▸ Your goal
Leave out the pictures and copy every record exactly.

Start Items

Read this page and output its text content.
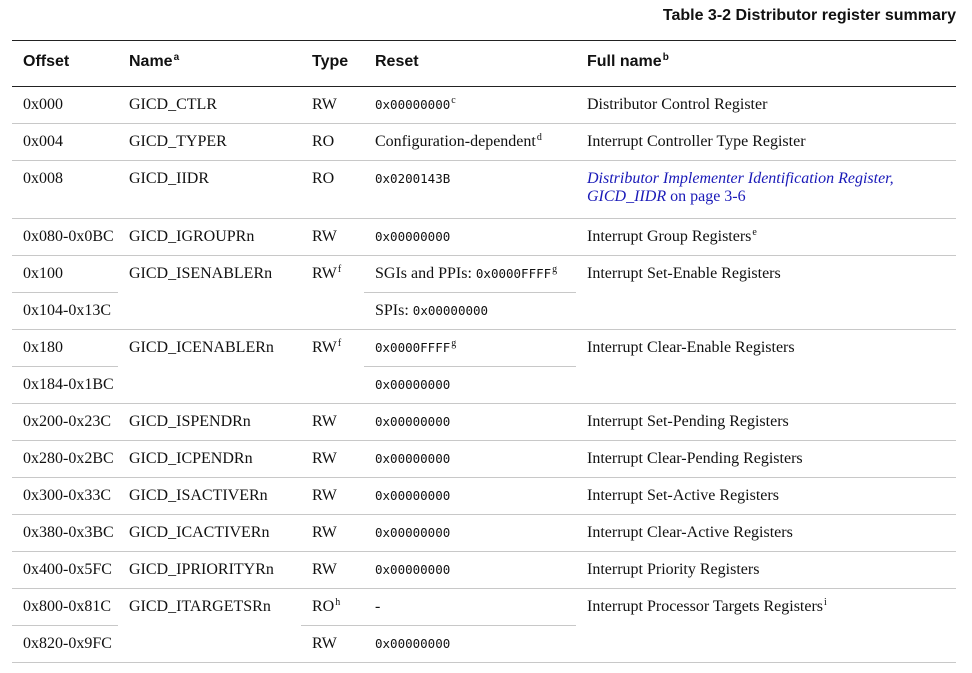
Table 3-2 Distributor register summary
Offset	Name$^a$	Type	Reset	Full name$^b$
0x000	GICD_CTLR	RW	0x00000000$^c$	Distributor Control Register
0x004	GICD_TYPER	RO	Configuration-dependent$^d$	Interrupt Controller Type Register
0x008	GICD_IIDR	RO	0x0200143B	Distributor Implementer Identification Register, GICD_IIDR on page 3-6
0x080-0x0BC	GICD_IGROUPRn	RW	0x00000000	Interrupt Group Registers$^e$
0x100	GICD_ISENABLERn	$RW^f$	SGIs and PPIs: 0x0000FFFF$^g$	Interrupt Set-Enable Registers
0x104-0x13C			SPIs: 0x00000000	
0x180	GICD_ICENABLERn	$RW^f$	0x0000FFFF$^g$	Interrupt Clear-Enable Registers
0x184-0x1BC			0x00000000	
0x200-0x23C	GICD_ISPENDRn	RW	0x00000000	Interrupt Set-Pending Registers
0x280-0x2BC	GICD_ICPENDRn	RW	0x00000000	Interrupt Clear-Pending Registers
0x300-0x33C	GICD_ISACTIVERn	RW	0x00000000	Interrupt Set-Active Registers
0x380-0x3BC	GICD_ICACTIVERn	RW	0x00000000	Interrupt Clear-Active Registers
0x400-0x5FC	GICD_IPRIORITYRn	RW	0x00000000	Interrupt Priority Registers
0x800-0x81C	GICD_ITARGETSRn	$RO^h$	-	Interrupt Processor Targets Registers$^i$
0x820-0x9FC		RW	0x00000000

End Items

▸ Full output
Read this page and output its text content.
Table 3-2 Distributor register summary
Offset	Name$^a$	Type	Reset	Full name$^b$
0x000	GICD_CTLR	RW	0x00000000$^c$	Distributor Control Register
0x004	GICD_TYPER	RO	Configuration-dependent$^d$	Interrupt Controller Type Register
0x008	GICD_IIDR	RO	0x0200143B	Distributor Implementer Identification Register, GICD_IIDR on page 3-6
0x080-0x0BC	GICD_IGROUPRn	RW	0x00000000	Interrupt Group Registers$^e$
0x100	GICD_ISENABLERn	$RW^f$	SGIs and PPIs: 0x0000FFFF$^g$	Interrupt Set-Enable Registers
0x104-0x13C			SPIs: 0x00000000	
0x180	GICD_ICENABLERn	$RW^f$	0x0000FFFF$^g$	Interrupt Clear-Enable Registers
0x184-0x1BC			0x00000000	
0x200-0x23C	GICD_ISPENDRn	RW	0x00000000	Interrupt Set-Pending Registers
0x280-0x2BC	GICD_ICPENDRn	RW	0x00000000	Interrupt Clear-Pending Registers
0x300-0x33C	GICD_ISACTIVERn	RW	0x00000000	Interrupt Set-Active Registers
0x380-0x3BC	GICD_ICACTIVERn	RW	0x00000000	Interrupt Clear-Active Registers
0x400-0x5FC	GICD_IPRIORITYRn	RW	0x00000000	Interrupt Priority Registers
0x800-0x81C	GICD_ITARGETSRn	$RO^h$	-	Interrupt Processor Targets Registers$^i$
0x820-0x9FC		RW	0x00000000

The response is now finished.